**** PROVIDED RECORDS ****

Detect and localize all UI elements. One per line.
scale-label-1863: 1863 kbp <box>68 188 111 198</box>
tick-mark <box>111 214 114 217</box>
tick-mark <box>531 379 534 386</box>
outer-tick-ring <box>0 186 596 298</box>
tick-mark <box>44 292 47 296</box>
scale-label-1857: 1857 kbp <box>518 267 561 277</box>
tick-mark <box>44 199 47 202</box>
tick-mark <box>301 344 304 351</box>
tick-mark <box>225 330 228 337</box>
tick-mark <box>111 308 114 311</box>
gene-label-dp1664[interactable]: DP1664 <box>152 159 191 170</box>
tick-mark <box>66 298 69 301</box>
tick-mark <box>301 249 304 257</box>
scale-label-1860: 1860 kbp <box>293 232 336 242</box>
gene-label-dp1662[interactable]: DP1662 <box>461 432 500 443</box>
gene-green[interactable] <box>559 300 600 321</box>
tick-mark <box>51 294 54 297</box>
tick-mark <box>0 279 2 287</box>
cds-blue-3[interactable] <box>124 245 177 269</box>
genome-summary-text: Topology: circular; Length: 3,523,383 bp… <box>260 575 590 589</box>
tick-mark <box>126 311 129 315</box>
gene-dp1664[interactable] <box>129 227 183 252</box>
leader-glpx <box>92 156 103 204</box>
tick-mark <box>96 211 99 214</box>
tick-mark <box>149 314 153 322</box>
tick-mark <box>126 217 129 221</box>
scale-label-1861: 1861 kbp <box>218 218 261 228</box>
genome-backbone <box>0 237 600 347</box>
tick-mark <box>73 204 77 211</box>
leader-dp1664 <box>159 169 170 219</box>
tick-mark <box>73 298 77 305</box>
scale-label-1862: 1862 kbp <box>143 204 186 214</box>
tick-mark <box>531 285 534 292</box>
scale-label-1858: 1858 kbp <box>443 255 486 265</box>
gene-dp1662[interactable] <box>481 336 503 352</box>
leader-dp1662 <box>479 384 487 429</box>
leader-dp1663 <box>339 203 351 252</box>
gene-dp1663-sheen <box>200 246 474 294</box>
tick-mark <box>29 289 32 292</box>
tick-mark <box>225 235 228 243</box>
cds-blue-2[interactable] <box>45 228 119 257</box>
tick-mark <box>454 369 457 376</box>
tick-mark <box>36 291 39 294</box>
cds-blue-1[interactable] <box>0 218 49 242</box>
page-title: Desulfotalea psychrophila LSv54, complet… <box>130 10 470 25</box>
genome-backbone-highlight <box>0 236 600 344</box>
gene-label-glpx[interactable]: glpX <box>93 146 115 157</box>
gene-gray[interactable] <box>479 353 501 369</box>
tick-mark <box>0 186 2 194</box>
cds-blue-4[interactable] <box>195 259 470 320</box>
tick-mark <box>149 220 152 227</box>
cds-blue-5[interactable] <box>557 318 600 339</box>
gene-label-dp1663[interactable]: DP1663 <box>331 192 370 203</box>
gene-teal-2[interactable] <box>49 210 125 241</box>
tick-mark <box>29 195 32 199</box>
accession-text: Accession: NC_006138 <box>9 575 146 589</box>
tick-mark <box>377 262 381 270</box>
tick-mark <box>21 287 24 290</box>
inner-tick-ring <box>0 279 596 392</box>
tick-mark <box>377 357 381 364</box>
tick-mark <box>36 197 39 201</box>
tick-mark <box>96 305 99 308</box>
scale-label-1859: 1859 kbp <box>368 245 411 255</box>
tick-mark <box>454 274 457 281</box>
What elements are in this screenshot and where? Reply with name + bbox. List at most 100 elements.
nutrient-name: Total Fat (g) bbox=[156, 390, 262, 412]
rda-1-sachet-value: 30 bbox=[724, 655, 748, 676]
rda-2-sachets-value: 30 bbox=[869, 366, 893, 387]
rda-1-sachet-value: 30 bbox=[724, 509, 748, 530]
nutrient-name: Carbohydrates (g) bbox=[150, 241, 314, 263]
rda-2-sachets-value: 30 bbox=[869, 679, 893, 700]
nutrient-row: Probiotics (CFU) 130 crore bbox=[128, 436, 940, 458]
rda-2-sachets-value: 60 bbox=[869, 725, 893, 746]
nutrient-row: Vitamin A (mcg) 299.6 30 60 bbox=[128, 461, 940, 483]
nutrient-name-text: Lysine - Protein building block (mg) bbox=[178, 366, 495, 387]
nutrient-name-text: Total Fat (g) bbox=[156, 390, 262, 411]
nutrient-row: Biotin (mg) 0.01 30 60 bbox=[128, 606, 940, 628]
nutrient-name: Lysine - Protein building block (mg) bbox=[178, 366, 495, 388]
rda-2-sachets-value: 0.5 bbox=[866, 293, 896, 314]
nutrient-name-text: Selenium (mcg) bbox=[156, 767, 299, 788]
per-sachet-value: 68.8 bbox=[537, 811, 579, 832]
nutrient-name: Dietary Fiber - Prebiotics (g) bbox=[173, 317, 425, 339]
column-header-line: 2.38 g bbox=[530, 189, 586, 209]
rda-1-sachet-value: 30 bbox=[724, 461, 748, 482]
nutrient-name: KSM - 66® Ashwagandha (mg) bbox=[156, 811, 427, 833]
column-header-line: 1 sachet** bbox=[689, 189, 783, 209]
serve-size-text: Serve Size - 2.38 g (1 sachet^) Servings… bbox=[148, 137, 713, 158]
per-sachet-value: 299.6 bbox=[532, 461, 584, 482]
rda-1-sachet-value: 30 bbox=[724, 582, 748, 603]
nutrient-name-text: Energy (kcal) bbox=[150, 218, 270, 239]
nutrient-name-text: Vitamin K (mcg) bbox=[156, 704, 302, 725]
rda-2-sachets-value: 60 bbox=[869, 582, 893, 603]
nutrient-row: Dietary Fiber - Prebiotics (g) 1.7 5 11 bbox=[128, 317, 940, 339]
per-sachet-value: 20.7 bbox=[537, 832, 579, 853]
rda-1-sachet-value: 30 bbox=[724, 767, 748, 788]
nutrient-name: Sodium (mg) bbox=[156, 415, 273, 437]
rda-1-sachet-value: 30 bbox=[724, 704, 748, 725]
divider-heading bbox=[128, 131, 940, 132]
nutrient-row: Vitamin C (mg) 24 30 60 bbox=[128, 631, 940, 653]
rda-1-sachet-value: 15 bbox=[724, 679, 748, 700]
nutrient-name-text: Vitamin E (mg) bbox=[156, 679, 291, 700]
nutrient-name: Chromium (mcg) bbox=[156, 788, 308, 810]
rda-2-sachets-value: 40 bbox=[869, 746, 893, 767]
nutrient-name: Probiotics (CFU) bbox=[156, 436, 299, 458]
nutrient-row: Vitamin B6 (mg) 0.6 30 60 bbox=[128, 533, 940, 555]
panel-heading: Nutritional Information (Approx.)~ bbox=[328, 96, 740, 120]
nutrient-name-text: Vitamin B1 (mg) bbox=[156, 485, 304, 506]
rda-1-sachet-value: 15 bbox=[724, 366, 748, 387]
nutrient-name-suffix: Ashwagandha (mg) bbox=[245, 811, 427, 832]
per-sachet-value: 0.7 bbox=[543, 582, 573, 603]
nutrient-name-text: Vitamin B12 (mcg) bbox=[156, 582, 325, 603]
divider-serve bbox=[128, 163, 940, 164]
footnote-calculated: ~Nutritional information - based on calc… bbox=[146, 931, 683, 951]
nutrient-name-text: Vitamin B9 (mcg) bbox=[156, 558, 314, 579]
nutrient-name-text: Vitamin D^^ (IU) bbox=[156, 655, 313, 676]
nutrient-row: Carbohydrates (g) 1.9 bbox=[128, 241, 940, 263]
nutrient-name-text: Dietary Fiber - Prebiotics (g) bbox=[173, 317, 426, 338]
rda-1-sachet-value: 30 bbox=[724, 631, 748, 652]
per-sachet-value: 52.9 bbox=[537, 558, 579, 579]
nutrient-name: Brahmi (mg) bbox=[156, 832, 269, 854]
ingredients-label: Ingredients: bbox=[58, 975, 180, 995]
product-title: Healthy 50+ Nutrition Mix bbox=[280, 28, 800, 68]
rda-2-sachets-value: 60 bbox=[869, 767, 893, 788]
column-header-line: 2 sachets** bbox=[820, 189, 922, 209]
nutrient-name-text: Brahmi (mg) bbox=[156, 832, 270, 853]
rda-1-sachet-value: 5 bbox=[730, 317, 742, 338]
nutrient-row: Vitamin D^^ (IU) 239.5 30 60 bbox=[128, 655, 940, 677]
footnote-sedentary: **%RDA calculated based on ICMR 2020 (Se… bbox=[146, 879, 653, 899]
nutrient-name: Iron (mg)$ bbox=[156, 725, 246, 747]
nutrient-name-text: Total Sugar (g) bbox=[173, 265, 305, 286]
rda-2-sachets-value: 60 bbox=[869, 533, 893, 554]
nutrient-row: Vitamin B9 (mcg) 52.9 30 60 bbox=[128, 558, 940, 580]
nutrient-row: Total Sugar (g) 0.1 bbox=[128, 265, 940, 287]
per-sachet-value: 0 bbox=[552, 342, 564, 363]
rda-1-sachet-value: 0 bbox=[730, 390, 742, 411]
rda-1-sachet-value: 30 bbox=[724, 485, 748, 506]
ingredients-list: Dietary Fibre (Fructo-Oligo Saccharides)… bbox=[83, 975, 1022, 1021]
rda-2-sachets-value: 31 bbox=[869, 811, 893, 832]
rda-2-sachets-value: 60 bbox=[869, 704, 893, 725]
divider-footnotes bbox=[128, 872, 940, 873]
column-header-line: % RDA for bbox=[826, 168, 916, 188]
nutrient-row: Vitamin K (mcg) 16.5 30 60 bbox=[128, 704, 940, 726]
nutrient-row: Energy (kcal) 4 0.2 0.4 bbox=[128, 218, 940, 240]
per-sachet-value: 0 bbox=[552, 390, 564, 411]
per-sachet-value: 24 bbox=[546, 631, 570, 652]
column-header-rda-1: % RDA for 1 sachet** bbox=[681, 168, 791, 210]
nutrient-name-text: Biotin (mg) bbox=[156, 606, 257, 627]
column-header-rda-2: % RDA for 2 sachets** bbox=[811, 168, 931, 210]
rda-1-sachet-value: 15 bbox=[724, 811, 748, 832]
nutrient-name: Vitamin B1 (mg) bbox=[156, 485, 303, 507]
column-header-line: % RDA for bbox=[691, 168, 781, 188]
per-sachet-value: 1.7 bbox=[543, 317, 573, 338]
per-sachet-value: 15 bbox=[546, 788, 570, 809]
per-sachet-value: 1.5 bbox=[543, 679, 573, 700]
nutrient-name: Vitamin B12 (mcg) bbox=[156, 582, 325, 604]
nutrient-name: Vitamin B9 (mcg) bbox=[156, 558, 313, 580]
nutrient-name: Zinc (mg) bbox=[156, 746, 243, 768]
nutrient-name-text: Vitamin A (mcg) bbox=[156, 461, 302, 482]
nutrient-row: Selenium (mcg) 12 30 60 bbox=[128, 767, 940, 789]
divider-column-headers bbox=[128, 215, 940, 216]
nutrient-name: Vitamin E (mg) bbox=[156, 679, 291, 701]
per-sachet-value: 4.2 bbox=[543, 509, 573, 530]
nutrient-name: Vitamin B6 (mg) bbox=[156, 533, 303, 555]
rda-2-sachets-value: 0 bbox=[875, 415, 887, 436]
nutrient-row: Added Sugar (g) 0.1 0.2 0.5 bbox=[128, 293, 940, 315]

****

__WHAT TO PRODUCE__.
Copy out each line from the preceding entries that mentions the word "Selenium".

__SOLUTION FOR THIS PROBLEM__.
nutrient-name-text: Selenium (mcg) bbox=[156, 767, 299, 788]
nutrient-row: Selenium (mcg) 12 30 60 bbox=[128, 767, 940, 789]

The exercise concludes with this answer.